TASK DETAILS – Write every record out again exactly as given.

TASK INPUTS –
|---|
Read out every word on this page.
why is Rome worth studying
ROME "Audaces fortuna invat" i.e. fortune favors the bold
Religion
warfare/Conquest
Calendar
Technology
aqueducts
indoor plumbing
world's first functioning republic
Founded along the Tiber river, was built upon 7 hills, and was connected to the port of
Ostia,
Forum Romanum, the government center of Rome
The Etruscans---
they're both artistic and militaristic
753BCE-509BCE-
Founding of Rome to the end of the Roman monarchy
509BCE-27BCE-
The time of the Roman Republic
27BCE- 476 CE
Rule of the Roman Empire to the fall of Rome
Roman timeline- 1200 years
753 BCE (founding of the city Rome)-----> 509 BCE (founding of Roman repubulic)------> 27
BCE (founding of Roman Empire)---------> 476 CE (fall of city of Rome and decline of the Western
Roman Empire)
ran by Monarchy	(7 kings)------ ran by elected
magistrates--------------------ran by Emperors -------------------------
|---|
RESPONSE TO THE EXERCISE –
Read out every word on this page.
why is Rome worth studying
ROME "Audaces fortuna invat" i.e. fortune favors the bold
Religion
warfare/Conquest
Calendar
Technology
aqueducts
indoor plumbing
world's first functioning republic
Founded along the Tiber river, was built upon 7 hills, and was connected to the port of
Ostia,
Forum Romanum, the government center of Rome
The Etruscans---
they're both artistic and militaristic
753BCE-509BCE-
Founding of Rome to the end of the Roman monarchy
509BCE-27BCE-
The time of the Roman Republic
27BCE- 476 CE
Rule of the Roman Empire to the fall of Rome
Roman timeline- 1200 years
753 BCE (founding of the city Rome)-----> 509 BCE (founding of Roman repubulic)------> 27
BCE (founding of Roman Empire)---------> 476 CE (fall of city of Rome and decline of the Western
Roman Empire)
ran by Monarchy	(7 kings)------ ran by elected
magistrates--------------------ran by Emperors -------------------------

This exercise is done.